PROBLEM:
Could you write out every record below exactly, leaving out any pictures?

--

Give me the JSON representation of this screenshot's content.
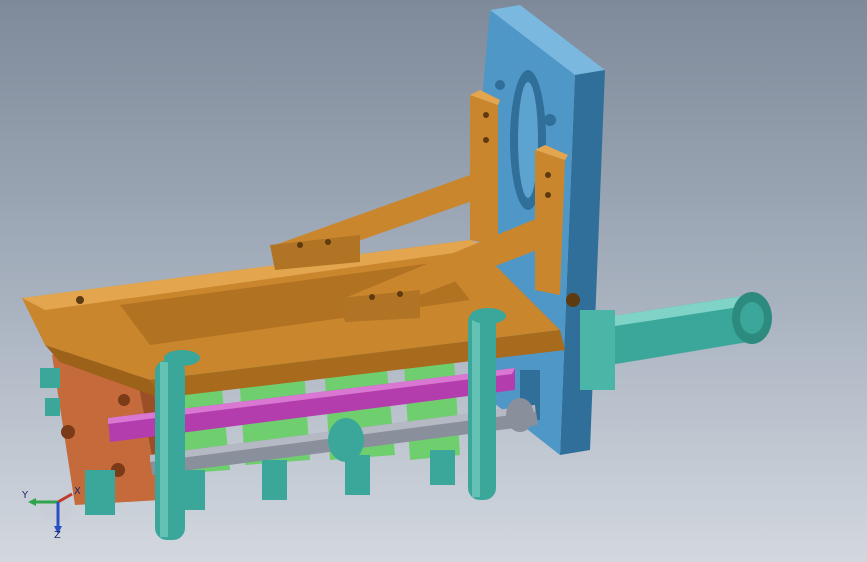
{
  "viewport": {
    "background_top": "#7e8a9a",
    "background_bottom": "#d3d8df"
  },
  "colors": {
    "bracket_orange": "#c9862d",
    "plate_blue": "#4f97c7",
    "rust_block": "#c46a3b",
    "green_block": "#6fcf6f",
    "teal_part": "#3aa79a",
    "magenta_rod": "#b43dae",
    "gray_shaft": "#8a8f9c"
  },
  "triad": {
    "x_label": "X",
    "y_label": "Y",
    "z_label": "Z",
    "x_color": "#c23a2a",
    "y_color": "#2fa44a",
    "z_color": "#2a4fc2"
  }
}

--

ANSWER FOR THE TASK:
Give me the JSON representation of this screenshot's content.
{
  "viewport": {
    "background_top": "#7e8a9a",
    "background_bottom": "#d3d8df"
  },
  "colors": {
    "bracket_orange": "#c9862d",
    "plate_blue": "#4f97c7",
    "rust_block": "#c46a3b",
    "green_block": "#6fcf6f",
    "teal_part": "#3aa79a",
    "magenta_rod": "#b43dae",
    "gray_shaft": "#8a8f9c"
  },
  "triad": {
    "x_label": "X",
    "y_label": "Y",
    "z_label": "Z",
    "x_color": "#c23a2a",
    "y_color": "#2fa44a",
    "z_color": "#2a4fc2"
  }
}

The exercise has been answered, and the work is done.